▶ **INSTRUCTIONS TO FOLLOW**:
Copy out each line of the material below with no changes.
-=-=-
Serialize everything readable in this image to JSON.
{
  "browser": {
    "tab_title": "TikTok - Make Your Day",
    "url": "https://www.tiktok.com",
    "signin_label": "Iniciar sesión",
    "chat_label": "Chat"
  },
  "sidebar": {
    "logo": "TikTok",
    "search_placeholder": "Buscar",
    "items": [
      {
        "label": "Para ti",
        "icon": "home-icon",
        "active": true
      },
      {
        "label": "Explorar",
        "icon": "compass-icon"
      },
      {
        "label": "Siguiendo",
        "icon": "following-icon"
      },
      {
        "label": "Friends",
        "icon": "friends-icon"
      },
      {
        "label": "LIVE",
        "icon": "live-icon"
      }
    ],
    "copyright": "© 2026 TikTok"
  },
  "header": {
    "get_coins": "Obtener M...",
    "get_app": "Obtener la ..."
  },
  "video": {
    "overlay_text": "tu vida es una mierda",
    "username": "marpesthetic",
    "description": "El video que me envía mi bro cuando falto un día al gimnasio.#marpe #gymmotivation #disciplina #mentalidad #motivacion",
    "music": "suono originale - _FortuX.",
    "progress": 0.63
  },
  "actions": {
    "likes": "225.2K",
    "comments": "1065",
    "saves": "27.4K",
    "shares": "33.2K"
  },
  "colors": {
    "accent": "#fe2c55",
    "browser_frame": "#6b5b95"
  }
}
-=-=-
▶ **EXERCISE RESULT**:
Serialize everything readable in this image to JSON.
{
  "browser": {
    "tab_title": "TikTok - Make Your Day",
    "url": "https://www.tiktok.com",
    "signin_label": "Iniciar sesión",
    "chat_label": "Chat"
  },
  "sidebar": {
    "logo": "TikTok",
    "search_placeholder": "Buscar",
    "items": [
      {
        "label": "Para ti",
        "icon": "home-icon",
        "active": true
      },
      {
        "label": "Explorar",
        "icon": "compass-icon"
      },
      {
        "label": "Siguiendo",
        "icon": "following-icon"
      },
      {
        "label": "Friends",
        "icon": "friends-icon"
      },
      {
        "label": "LIVE",
        "icon": "live-icon"
      }
    ],
    "copyright": "© 2026 TikTok"
  },
  "header": {
    "get_coins": "Obtener M...",
    "get_app": "Obtener la ..."
  },
  "video": {
    "overlay_text": "tu vida es una mierda",
    "username": "marpesthetic",
    "description": "El video que me envía mi bro cuando falto un día al gimnasio.#marpe #gymmotivation #disciplina #mentalidad #motivacion",
    "music": "suono originale - _FortuX.",
    "progress": 0.63
  },
  "actions": {
    "likes": "225.2K",
    "comments": "1065",
    "saves": "27.4K",
    "shares": "33.2K"
  },
  "colors": {
    "accent": "#fe2c55",
    "browser_frame": "#6b5b95"
  }
}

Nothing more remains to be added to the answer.